Copy every entry exactly.

------------

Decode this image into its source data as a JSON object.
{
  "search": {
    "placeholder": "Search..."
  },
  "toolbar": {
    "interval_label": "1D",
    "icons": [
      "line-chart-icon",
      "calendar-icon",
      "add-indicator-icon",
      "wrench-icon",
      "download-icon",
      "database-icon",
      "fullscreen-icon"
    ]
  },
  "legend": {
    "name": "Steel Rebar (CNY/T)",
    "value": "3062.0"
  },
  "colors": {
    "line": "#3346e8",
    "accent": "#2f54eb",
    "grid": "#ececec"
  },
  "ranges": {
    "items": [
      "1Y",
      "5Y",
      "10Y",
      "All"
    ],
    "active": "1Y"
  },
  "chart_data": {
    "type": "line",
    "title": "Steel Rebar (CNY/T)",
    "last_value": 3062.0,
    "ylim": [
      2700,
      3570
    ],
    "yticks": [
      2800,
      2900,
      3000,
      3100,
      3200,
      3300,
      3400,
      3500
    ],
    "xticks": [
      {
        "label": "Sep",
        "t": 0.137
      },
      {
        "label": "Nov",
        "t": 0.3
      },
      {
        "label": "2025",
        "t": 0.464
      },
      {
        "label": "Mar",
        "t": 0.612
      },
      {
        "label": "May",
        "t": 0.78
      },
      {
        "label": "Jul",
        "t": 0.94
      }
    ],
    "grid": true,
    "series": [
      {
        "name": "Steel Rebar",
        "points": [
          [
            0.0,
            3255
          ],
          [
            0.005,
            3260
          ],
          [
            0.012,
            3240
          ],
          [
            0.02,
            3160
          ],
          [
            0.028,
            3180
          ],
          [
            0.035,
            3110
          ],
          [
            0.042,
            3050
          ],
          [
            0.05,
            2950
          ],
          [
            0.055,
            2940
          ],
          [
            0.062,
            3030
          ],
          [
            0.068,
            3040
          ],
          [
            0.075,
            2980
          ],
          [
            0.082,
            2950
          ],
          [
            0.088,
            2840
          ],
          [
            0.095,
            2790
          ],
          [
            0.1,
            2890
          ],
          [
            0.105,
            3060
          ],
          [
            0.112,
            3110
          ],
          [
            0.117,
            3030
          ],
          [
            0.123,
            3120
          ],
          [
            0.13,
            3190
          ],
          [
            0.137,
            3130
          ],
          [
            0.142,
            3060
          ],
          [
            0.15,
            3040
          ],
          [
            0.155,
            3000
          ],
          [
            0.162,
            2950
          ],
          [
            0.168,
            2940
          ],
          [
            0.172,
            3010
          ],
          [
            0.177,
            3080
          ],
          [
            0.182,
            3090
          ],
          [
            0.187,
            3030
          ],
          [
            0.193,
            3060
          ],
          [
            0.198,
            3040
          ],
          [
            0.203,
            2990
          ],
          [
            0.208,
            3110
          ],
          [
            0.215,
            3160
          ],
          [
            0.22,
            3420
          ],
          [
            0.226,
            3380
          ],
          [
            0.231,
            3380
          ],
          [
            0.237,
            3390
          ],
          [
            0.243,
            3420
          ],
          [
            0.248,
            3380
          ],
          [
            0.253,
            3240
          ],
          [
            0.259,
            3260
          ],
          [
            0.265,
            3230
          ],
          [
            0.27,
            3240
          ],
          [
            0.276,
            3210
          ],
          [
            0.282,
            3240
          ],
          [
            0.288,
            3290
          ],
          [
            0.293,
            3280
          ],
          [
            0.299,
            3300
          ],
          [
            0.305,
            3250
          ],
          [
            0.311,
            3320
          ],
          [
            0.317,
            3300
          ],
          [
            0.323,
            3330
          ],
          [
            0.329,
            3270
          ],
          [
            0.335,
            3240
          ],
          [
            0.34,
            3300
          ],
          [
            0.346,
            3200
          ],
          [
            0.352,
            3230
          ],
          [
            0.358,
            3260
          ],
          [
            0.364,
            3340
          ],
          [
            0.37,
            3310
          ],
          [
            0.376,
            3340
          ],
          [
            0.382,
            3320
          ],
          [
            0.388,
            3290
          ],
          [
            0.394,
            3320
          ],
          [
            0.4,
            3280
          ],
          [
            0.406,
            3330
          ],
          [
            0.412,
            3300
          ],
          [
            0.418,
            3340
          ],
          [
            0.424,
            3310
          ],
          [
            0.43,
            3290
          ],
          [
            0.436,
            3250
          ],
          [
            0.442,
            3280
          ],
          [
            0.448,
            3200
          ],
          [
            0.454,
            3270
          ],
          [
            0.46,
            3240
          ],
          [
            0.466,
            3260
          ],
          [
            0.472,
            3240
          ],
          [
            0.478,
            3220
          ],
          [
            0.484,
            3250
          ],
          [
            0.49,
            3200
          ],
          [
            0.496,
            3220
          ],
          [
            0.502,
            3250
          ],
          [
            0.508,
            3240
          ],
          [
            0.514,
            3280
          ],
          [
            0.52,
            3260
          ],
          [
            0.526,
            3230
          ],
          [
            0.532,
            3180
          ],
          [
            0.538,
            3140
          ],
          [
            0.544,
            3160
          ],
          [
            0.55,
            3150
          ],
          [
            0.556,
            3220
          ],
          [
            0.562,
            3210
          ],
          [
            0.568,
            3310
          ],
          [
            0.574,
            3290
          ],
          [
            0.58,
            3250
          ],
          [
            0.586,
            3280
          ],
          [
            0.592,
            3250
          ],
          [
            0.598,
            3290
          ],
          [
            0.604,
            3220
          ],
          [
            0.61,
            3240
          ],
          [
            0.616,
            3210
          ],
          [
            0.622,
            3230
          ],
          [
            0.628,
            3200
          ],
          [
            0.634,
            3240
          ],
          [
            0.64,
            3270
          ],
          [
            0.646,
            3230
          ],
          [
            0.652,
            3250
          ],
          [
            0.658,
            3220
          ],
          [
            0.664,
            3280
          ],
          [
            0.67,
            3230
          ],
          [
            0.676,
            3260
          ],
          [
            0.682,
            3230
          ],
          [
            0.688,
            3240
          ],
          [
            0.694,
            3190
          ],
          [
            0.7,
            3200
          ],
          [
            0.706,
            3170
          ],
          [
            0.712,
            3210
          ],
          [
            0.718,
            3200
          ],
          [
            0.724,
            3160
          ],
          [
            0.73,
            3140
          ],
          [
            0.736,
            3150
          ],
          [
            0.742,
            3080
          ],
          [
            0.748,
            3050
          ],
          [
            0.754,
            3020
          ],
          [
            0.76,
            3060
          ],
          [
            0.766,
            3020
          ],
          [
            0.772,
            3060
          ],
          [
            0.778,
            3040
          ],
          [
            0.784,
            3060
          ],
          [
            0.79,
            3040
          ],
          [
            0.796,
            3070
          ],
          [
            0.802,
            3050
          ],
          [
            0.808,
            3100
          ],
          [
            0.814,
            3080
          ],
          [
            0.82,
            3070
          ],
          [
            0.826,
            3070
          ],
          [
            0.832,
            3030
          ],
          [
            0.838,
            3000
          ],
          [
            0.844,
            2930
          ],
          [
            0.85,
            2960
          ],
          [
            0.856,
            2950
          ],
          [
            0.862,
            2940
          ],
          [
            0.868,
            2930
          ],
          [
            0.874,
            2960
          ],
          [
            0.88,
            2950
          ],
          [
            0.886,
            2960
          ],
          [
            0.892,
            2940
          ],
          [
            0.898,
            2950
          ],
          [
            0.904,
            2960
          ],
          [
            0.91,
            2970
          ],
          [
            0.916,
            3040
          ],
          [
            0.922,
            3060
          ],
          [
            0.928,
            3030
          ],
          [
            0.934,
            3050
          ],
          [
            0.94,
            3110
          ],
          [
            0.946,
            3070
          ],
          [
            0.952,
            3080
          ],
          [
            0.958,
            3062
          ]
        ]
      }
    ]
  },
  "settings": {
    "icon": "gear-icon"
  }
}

------------

SOLUTION TO THIS EXERCISE
Decode this image into its source data as a JSON object.
{
  "search": {
    "placeholder": "Search..."
  },
  "toolbar": {
    "interval_label": "1D",
    "icons": [
      "line-chart-icon",
      "calendar-icon",
      "add-indicator-icon",
      "wrench-icon",
      "download-icon",
      "database-icon",
      "fullscreen-icon"
    ]
  },
  "legend": {
    "name": "Steel Rebar (CNY/T)",
    "value": "3062.0"
  },
  "colors": {
    "line": "#3346e8",
    "accent": "#2f54eb",
    "grid": "#ececec"
  },
  "ranges": {
    "items": [
      "1Y",
      "5Y",
      "10Y",
      "All"
    ],
    "active": "1Y"
  },
  "chart_data": {
    "type": "line",
    "title": "Steel Rebar (CNY/T)",
    "last_value": 3062.0,
    "ylim": [
      2700,
      3570
    ],
    "yticks": [
      2800,
      2900,
      3000,
      3100,
      3200,
      3300,
      3400,
      3500
    ],
    "xticks": [
      {
        "label": "Sep",
        "t": 0.137
      },
      {
        "label": "Nov",
        "t": 0.3
      },
      {
        "label": "2025",
        "t": 0.464
      },
      {
        "label": "Mar",
        "t": 0.612
      },
      {
        "label": "May",
        "t": 0.78
      },
      {
        "label": "Jul",
        "t": 0.94
      }
    ],
    "grid": true,
    "series": [
      {
        "name": "Steel Rebar",
        "points": [
          [
            0.0,
            3255
          ],
          [
            0.005,
            3260
          ],
          [
            0.012,
            3240
          ],
          [
            0.02,
            3160
          ],
          [
            0.028,
            3180
          ],
          [
            0.035,
            3110
          ],
          [
            0.042,
            3050
          ],
          [
            0.05,
            2950
          ],
          [
            0.055,
            2940
          ],
          [
            0.062,
            3030
          ],
          [
            0.068,
            3040
          ],
          [
            0.075,
            2980
          ],
          [
            0.082,
            2950
          ],
          [
            0.088,
            2840
          ],
          [
            0.095,
            2790
          ],
          [
            0.1,
            2890
          ],
          [
            0.105,
            3060
          ],
          [
            0.112,
            3110
          ],
          [
            0.117,
            3030
          ],
          [
            0.123,
            3120
          ],
          [
            0.13,
            3190
          ],
          [
            0.137,
            3130
          ],
          [
            0.142,
            3060
          ],
          [
            0.15,
            3040
          ],
          [
            0.155,
            3000
          ],
          [
            0.162,
            2950
          ],
          [
            0.168,
            2940
          ],
          [
            0.172,
            3010
          ],
          [
            0.177,
            3080
          ],
          [
            0.182,
            3090
          ],
          [
            0.187,
            3030
          ],
          [
            0.193,
            3060
          ],
          [
            0.198,
            3040
          ],
          [
            0.203,
            2990
          ],
          [
            0.208,
            3110
          ],
          [
            0.215,
            3160
          ],
          [
            0.22,
            3420
          ],
          [
            0.226,
            3380
          ],
          [
            0.231,
            3380
          ],
          [
            0.237,
            3390
          ],
          [
            0.243,
            3420
          ],
          [
            0.248,
            3380
          ],
          [
            0.253,
            3240
          ],
          [
            0.259,
            3260
          ],
          [
            0.265,
            3230
          ],
          [
            0.27,
            3240
          ],
          [
            0.276,
            3210
          ],
          [
            0.282,
            3240
          ],
          [
            0.288,
            3290
          ],
          [
            0.293,
            3280
          ],
          [
            0.299,
            3300
          ],
          [
            0.305,
            3250
          ],
          [
            0.311,
            3320
          ],
          [
            0.317,
            3300
          ],
          [
            0.323,
            3330
          ],
          [
            0.329,
            3270
          ],
          [
            0.335,
            3240
          ],
          [
            0.34,
            3300
          ],
          [
            0.346,
            3200
          ],
          [
            0.352,
            3230
          ],
          [
            0.358,
            3260
          ],
          [
            0.364,
            3340
          ],
          [
            0.37,
            3310
          ],
          [
            0.376,
            3340
          ],
          [
            0.382,
            3320
          ],
          [
            0.388,
            3290
          ],
          [
            0.394,
            3320
          ],
          [
            0.4,
            3280
          ],
          [
            0.406,
            3330
          ],
          [
            0.412,
            3300
          ],
          [
            0.418,
            3340
          ],
          [
            0.424,
            3310
          ],
          [
            0.43,
            3290
          ],
          [
            0.436,
            3250
          ],
          [
            0.442,
            3280
          ],
          [
            0.448,
            3200
          ],
          [
            0.454,
            3270
          ],
          [
            0.46,
            3240
          ],
          [
            0.466,
            3260
          ],
          [
            0.472,
            3240
          ],
          [
            0.478,
            3220
          ],
          [
            0.484,
            3250
          ],
          [
            0.49,
            3200
          ],
          [
            0.496,
            3220
          ],
          [
            0.502,
            3250
          ],
          [
            0.508,
            3240
          ],
          [
            0.514,
            3280
          ],
          [
            0.52,
            3260
          ],
          [
            0.526,
            3230
          ],
          [
            0.532,
            3180
          ],
          [
            0.538,
            3140
          ],
          [
            0.544,
            3160
          ],
          [
            0.55,
            3150
          ],
          [
            0.556,
            3220
          ],
          [
            0.562,
            3210
          ],
          [
            0.568,
            3310
          ],
          [
            0.574,
            3290
          ],
          [
            0.58,
            3250
          ],
          [
            0.586,
            3280
          ],
          [
            0.592,
            3250
          ],
          [
            0.598,
            3290
          ],
          [
            0.604,
            3220
          ],
          [
            0.61,
            3240
          ],
          [
            0.616,
            3210
          ],
          [
            0.622,
            3230
          ],
          [
            0.628,
            3200
          ],
          [
            0.634,
            3240
          ],
          [
            0.64,
            3270
          ],
          [
            0.646,
            3230
          ],
          [
            0.652,
            3250
          ],
          [
            0.658,
            3220
          ],
          [
            0.664,
            3280
          ],
          [
            0.67,
            3230
          ],
          [
            0.676,
            3260
          ],
          [
            0.682,
            3230
          ],
          [
            0.688,
            3240
          ],
          [
            0.694,
            3190
          ],
          [
            0.7,
            3200
          ],
          [
            0.706,
            3170
          ],
          [
            0.712,
            3210
          ],
          [
            0.718,
            3200
          ],
          [
            0.724,
            3160
          ],
          [
            0.73,
            3140
          ],
          [
            0.736,
            3150
          ],
          [
            0.742,
            3080
          ],
          [
            0.748,
            3050
          ],
          [
            0.754,
            3020
          ],
          [
            0.76,
            3060
          ],
          [
            0.766,
            3020
          ],
          [
            0.772,
            3060
          ],
          [
            0.778,
            3040
          ],
          [
            0.784,
            3060
          ],
          [
            0.79,
            3040
          ],
          [
            0.796,
            3070
          ],
          [
            0.802,
            3050
          ],
          [
            0.808,
            3100
          ],
          [
            0.814,
            3080
          ],
          [
            0.82,
            3070
          ],
          [
            0.826,
            3070
          ],
          [
            0.832,
            3030
          ],
          [
            0.838,
            3000
          ],
          [
            0.844,
            2930
          ],
          [
            0.85,
            2960
          ],
          [
            0.856,
            2950
          ],
          [
            0.862,
            2940
          ],
          [
            0.868,
            2930
          ],
          [
            0.874,
            2960
          ],
          [
            0.88,
            2950
          ],
          [
            0.886,
            2960
          ],
          [
            0.892,
            2940
          ],
          [
            0.898,
            2950
          ],
          [
            0.904,
            2960
          ],
          [
            0.91,
            2970
          ],
          [
            0.916,
            3040
          ],
          [
            0.922,
            3060
          ],
          [
            0.928,
            3030
          ],
          [
            0.934,
            3050
          ],
          [
            0.94,
            3110
          ],
          [
            0.946,
            3070
          ],
          [
            0.952,
            3080
          ],
          [
            0.958,
            3062
          ]
        ]
      }
    ]
  },
  "settings": {
    "icon": "gear-icon"
  }
}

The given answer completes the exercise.